_Stated problem_:
Which lines hold the word "name"? Copy each of them.

_Input rows_:
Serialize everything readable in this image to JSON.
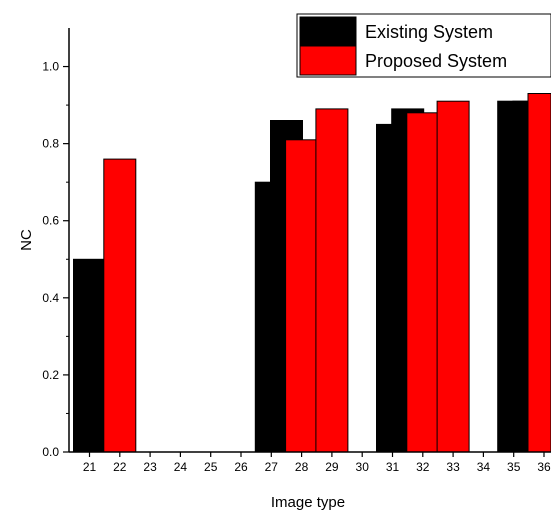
{
  "chart_data": {
    "type": "bar",
    "xlabel": "Image type",
    "ylabel": "NC",
    "ylim": [
      0,
      1.1
    ],
    "yticks": [
      "0.0",
      "0.2",
      "0.4",
      "0.6",
      "0.8",
      "1.0"
    ],
    "categories": [
      "21",
      "22",
      "23",
      "24",
      "25",
      "26",
      "27",
      "28",
      "29",
      "30",
      "31",
      "32",
      "33",
      "34",
      "35",
      "36"
    ],
    "series": [
      {
        "name": "Existing System",
        "color": "#000000",
        "points": [
          {
            "x": 21,
            "value": 0.5
          },
          {
            "x": 27,
            "value": 0.7
          },
          {
            "x": 27.5,
            "value": 0.86
          },
          {
            "x": 31,
            "value": 0.85
          },
          {
            "x": 31.5,
            "value": 0.89
          },
          {
            "x": 35,
            "value": 0.91
          },
          {
            "x": 35.5,
            "value": 0.91
          }
        ]
      },
      {
        "name": "Proposed System",
        "color": "#ff0000",
        "points": [
          {
            "x": 22,
            "value": 0.76
          },
          {
            "x": 28,
            "value": 0.81
          },
          {
            "x": 29,
            "value": 0.89
          },
          {
            "x": 32,
            "value": 0.88
          },
          {
            "x": 33,
            "value": 0.91
          },
          {
            "x": 36,
            "value": 0.93
          }
        ]
      }
    ],
    "grid": false,
    "legend_position": "top-right"
  }
}
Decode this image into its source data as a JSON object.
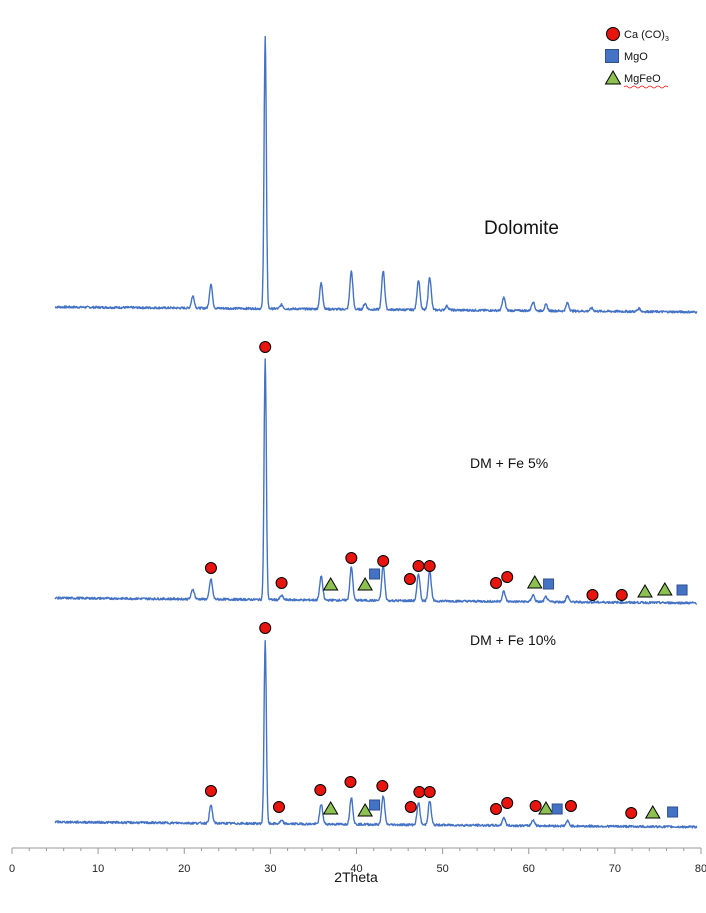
{
  "chart_data": {
    "type": "line",
    "xlabel": "2Theta",
    "xlim": [
      0,
      80
    ],
    "x_ticks": [
      0,
      10,
      20,
      30,
      40,
      50,
      60,
      70,
      80
    ],
    "legend": {
      "placement": "top-right",
      "entries": [
        {
          "marker": "circle",
          "label_main": "Ca (CO)",
          "label_sub": "3",
          "color": "#E8150F"
        },
        {
          "marker": "square",
          "label_main": "MgO",
          "label_sub": "",
          "color": "#4472C4"
        },
        {
          "marker": "triangle",
          "label_main": "MgFeO",
          "label_sub": "",
          "color": "#8CC152"
        }
      ]
    },
    "series": [
      {
        "name": "Dolomite",
        "x_range": [
          5,
          79.5
        ],
        "baseline_start": 5,
        "baseline_end": 0,
        "peaks": [
          {
            "x": 21.0,
            "h": 12
          },
          {
            "x": 23.1,
            "h": 24
          },
          {
            "x": 29.4,
            "h": 272
          },
          {
            "x": 31.3,
            "h": 4
          },
          {
            "x": 35.9,
            "h": 26
          },
          {
            "x": 39.4,
            "h": 38
          },
          {
            "x": 41.0,
            "h": 6
          },
          {
            "x": 43.1,
            "h": 39
          },
          {
            "x": 47.2,
            "h": 30
          },
          {
            "x": 48.5,
            "h": 33
          },
          {
            "x": 50.5,
            "h": 4
          },
          {
            "x": 57.1,
            "h": 13
          },
          {
            "x": 60.5,
            "h": 9
          },
          {
            "x": 62.0,
            "h": 6
          },
          {
            "x": 64.5,
            "h": 8
          },
          {
            "x": 67.3,
            "h": 3
          },
          {
            "x": 72.8,
            "h": 3
          }
        ],
        "markers": []
      },
      {
        "name": "DM + Fe 5%",
        "x_range": [
          5,
          79.5
        ],
        "baseline_start": 5,
        "baseline_end": 0,
        "peaks": [
          {
            "x": 21.0,
            "h": 10
          },
          {
            "x": 23.1,
            "h": 20
          },
          {
            "x": 29.4,
            "h": 240
          },
          {
            "x": 31.3,
            "h": 4
          },
          {
            "x": 35.9,
            "h": 24
          },
          {
            "x": 39.4,
            "h": 33
          },
          {
            "x": 43.1,
            "h": 35
          },
          {
            "x": 47.2,
            "h": 27
          },
          {
            "x": 48.5,
            "h": 30
          },
          {
            "x": 57.1,
            "h": 10
          },
          {
            "x": 60.5,
            "h": 7
          },
          {
            "x": 62.0,
            "h": 5
          },
          {
            "x": 64.5,
            "h": 6
          }
        ],
        "markers": [
          {
            "type": "circle",
            "x": 29.4,
            "y": 256
          },
          {
            "type": "circle",
            "x": 23.1,
            "y": 35
          },
          {
            "type": "circle",
            "x": 31.3,
            "y": 20
          },
          {
            "type": "circle",
            "x": 39.4,
            "y": 45
          },
          {
            "type": "circle",
            "x": 43.1,
            "y": 42
          },
          {
            "type": "circle",
            "x": 47.2,
            "y": 37
          },
          {
            "type": "circle",
            "x": 48.5,
            "y": 37
          },
          {
            "type": "circle",
            "x": 46.2,
            "y": 24
          },
          {
            "type": "circle",
            "x": 56.2,
            "y": 20
          },
          {
            "type": "circle",
            "x": 57.5,
            "y": 26
          },
          {
            "type": "circle",
            "x": 67.4,
            "y": 8
          },
          {
            "type": "circle",
            "x": 70.8,
            "y": 8
          },
          {
            "type": "triangle",
            "x": 37.0,
            "y": 18
          },
          {
            "type": "triangle",
            "x": 41.0,
            "y": 18
          },
          {
            "type": "triangle",
            "x": 60.7,
            "y": 20
          },
          {
            "type": "triangle",
            "x": 73.5,
            "y": 11
          },
          {
            "type": "triangle",
            "x": 75.8,
            "y": 13
          },
          {
            "type": "square",
            "x": 42.1,
            "y": 29
          },
          {
            "type": "square",
            "x": 62.3,
            "y": 19
          },
          {
            "type": "square",
            "x": 77.8,
            "y": 13
          }
        ]
      },
      {
        "name": "DM + Fe 10%",
        "x_range": [
          5,
          79.5
        ],
        "baseline_start": 5,
        "baseline_end": 0,
        "peaks": [
          {
            "x": 23.1,
            "h": 18
          },
          {
            "x": 29.4,
            "h": 183
          },
          {
            "x": 31.3,
            "h": 3
          },
          {
            "x": 35.9,
            "h": 20
          },
          {
            "x": 39.4,
            "h": 27
          },
          {
            "x": 43.1,
            "h": 29
          },
          {
            "x": 47.2,
            "h": 22
          },
          {
            "x": 48.5,
            "h": 24
          },
          {
            "x": 57.1,
            "h": 8
          },
          {
            "x": 60.5,
            "h": 6
          },
          {
            "x": 64.5,
            "h": 5
          }
        ],
        "markers": [
          {
            "type": "circle",
            "x": 29.4,
            "y": 199
          },
          {
            "type": "circle",
            "x": 23.1,
            "y": 36
          },
          {
            "type": "circle",
            "x": 31.0,
            "y": 20
          },
          {
            "type": "circle",
            "x": 35.8,
            "y": 37
          },
          {
            "type": "circle",
            "x": 39.3,
            "y": 45
          },
          {
            "type": "circle",
            "x": 43.0,
            "y": 41
          },
          {
            "type": "circle",
            "x": 46.3,
            "y": 20
          },
          {
            "type": "circle",
            "x": 47.3,
            "y": 35
          },
          {
            "type": "circle",
            "x": 48.5,
            "y": 35
          },
          {
            "type": "circle",
            "x": 56.2,
            "y": 18
          },
          {
            "type": "circle",
            "x": 57.5,
            "y": 24
          },
          {
            "type": "circle",
            "x": 60.8,
            "y": 21
          },
          {
            "type": "circle",
            "x": 64.9,
            "y": 21
          },
          {
            "type": "circle",
            "x": 71.9,
            "y": 14
          },
          {
            "type": "triangle",
            "x": 37.0,
            "y": 18
          },
          {
            "type": "triangle",
            "x": 41.0,
            "y": 16
          },
          {
            "type": "triangle",
            "x": 62.0,
            "y": 18
          },
          {
            "type": "triangle",
            "x": 74.4,
            "y": 14
          },
          {
            "type": "square",
            "x": 42.1,
            "y": 22
          },
          {
            "type": "square",
            "x": 63.3,
            "y": 18
          },
          {
            "type": "square",
            "x": 76.7,
            "y": 15
          }
        ]
      }
    ]
  }
}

_Right answer_:
        "name": "Existing System",
        "name": "Proposed System",
        "name": "Dolomite",
        "name": "DM + Fe 5%",
        "name": "DM + Fe 10%",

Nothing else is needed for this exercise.